Dataset rows =

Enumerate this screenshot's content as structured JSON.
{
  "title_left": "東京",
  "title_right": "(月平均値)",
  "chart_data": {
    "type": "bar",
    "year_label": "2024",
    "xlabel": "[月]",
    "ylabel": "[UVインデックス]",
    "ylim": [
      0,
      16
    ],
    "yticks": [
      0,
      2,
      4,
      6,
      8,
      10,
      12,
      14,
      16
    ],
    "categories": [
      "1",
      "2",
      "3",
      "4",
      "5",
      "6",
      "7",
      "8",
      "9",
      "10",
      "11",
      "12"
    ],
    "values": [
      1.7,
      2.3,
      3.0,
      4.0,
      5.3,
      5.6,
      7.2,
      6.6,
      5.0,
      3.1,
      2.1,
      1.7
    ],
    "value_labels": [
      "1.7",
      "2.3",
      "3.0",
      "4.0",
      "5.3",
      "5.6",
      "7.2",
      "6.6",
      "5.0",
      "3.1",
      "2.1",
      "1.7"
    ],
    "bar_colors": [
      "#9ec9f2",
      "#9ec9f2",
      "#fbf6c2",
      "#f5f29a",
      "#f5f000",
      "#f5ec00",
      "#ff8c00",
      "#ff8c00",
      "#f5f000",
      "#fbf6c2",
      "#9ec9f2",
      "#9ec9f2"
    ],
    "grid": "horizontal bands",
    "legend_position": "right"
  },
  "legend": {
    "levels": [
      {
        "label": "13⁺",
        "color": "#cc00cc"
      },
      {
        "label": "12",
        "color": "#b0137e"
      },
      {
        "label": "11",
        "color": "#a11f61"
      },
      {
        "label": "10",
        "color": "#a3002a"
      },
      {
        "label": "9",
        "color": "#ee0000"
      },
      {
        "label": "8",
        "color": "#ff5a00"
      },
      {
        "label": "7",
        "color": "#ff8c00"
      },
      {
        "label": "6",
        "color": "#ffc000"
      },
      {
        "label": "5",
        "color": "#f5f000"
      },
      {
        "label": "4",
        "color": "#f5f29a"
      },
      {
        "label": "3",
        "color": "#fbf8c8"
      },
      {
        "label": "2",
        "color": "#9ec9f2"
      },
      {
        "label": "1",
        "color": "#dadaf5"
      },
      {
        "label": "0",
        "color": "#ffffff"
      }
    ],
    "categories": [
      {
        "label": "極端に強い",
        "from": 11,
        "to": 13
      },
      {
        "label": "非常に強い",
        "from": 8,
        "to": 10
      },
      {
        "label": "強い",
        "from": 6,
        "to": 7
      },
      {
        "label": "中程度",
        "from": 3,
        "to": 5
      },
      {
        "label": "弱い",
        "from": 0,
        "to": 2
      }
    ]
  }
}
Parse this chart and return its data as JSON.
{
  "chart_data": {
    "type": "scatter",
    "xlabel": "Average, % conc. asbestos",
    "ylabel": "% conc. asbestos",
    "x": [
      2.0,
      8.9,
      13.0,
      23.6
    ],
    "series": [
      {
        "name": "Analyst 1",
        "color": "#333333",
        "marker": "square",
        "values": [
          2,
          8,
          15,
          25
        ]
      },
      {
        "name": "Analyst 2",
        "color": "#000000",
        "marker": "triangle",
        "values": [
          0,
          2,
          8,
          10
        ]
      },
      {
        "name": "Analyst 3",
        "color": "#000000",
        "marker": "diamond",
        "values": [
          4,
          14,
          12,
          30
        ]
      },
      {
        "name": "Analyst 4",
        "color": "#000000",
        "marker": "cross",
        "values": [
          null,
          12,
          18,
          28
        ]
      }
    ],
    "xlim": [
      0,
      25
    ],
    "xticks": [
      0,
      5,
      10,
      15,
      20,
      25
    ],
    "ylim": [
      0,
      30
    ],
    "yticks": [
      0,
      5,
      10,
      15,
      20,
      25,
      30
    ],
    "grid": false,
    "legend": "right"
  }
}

Stated task = Every entry should be printed again exactly as written.

Exercise solution =
Enumerate this screenshot's content as structured JSON.
{
  "title_left": "東京",
  "title_right": "(月平均値)",
  "chart_data": {
    "type": "bar",
    "year_label": "2024",
    "xlabel": "[月]",
    "ylabel": "[UVインデックス]",
    "ylim": [
      0,
      16
    ],
    "yticks": [
      0,
      2,
      4,
      6,
      8,
      10,
      12,
      14,
      16
    ],
    "categories": [
      "1",
      "2",
      "3",
      "4",
      "5",
      "6",
      "7",
      "8",
      "9",
      "10",
      "11",
      "12"
    ],
    "values": [
      1.7,
      2.3,
      3.0,
      4.0,
      5.3,
      5.6,
      7.2,
      6.6,
      5.0,
      3.1,
      2.1,
      1.7
    ],
    "value_labels": [
      "1.7",
      "2.3",
      "3.0",
      "4.0",
      "5.3",
      "5.6",
      "7.2",
      "6.6",
      "5.0",
      "3.1",
      "2.1",
      "1.7"
    ],
    "bar_colors": [
      "#9ec9f2",
      "#9ec9f2",
      "#fbf6c2",
      "#f5f29a",
      "#f5f000",
      "#f5ec00",
      "#ff8c00",
      "#ff8c00",
      "#f5f000",
      "#fbf6c2",
      "#9ec9f2",
      "#9ec9f2"
    ],
    "grid": "horizontal bands",
    "legend_position": "right"
  },
  "legend": {
    "levels": [
      {
        "label": "13⁺",
        "color": "#cc00cc"
      },
      {
        "label": "12",
        "color": "#b0137e"
      },
      {
        "label": "11",
        "color": "#a11f61"
      },
      {
        "label": "10",
        "color": "#a3002a"
      },
      {
        "label": "9",
        "color": "#ee0000"
      },
      {
        "label": "8",
        "color": "#ff5a00"
      },
      {
        "label": "7",
        "color": "#ff8c00"
      },
      {
        "label": "6",
        "color": "#ffc000"
      },
      {
        "label": "5",
        "color": "#f5f000"
      },
      {
        "label": "4",
        "color": "#f5f29a"
      },
      {
        "label": "3",
        "color": "#fbf8c8"
      },
      {
        "label": "2",
        "color": "#9ec9f2"
      },
      {
        "label": "1",
        "color": "#dadaf5"
      },
      {
        "label": "0",
        "color": "#ffffff"
      }
    ],
    "categories": [
      {
        "label": "極端に強い",
        "from": 11,
        "to": 13
      },
      {
        "label": "非常に強い",
        "from": 8,
        "to": 10
      },
      {
        "label": "強い",
        "from": 6,
        "to": 7
      },
      {
        "label": "中程度",
        "from": 3,
        "to": 5
      },
      {
        "label": "弱い",
        "from": 0,
        "to": 2
      }
    ]
  }
}
Parse this chart and return its data as JSON.
{
  "chart_data": {
    "type": "scatter",
    "xlabel": "Average, % conc. asbestos",
    "ylabel": "% conc. asbestos",
    "x": [
      2.0,
      8.9,
      13.0,
      23.6
    ],
    "series": [
      {
        "name": "Analyst 1",
        "color": "#333333",
        "marker": "square",
        "values": [
          2,
          8,
          15,
          25
        ]
      },
      {
        "name": "Analyst 2",
        "color": "#000000",
        "marker": "triangle",
        "values": [
          0,
          2,
          8,
          10
        ]
      },
      {
        "name": "Analyst 3",
        "color": "#000000",
        "marker": "diamond",
        "values": [
          4,
          14,
          12,
          30
        ]
      },
      {
        "name": "Analyst 4",
        "color": "#000000",
        "marker": "cross",
        "values": [
          null,
          12,
          18,
          28
        ]
      }
    ],
    "xlim": [
      0,
      25
    ],
    "xticks": [
      0,
      5,
      10,
      15,
      20,
      25
    ],
    "ylim": [
      0,
      30
    ],
    "yticks": [
      0,
      5,
      10,
      15,
      20,
      25,
      30
    ],
    "grid": false,
    "legend": "right"
  }
}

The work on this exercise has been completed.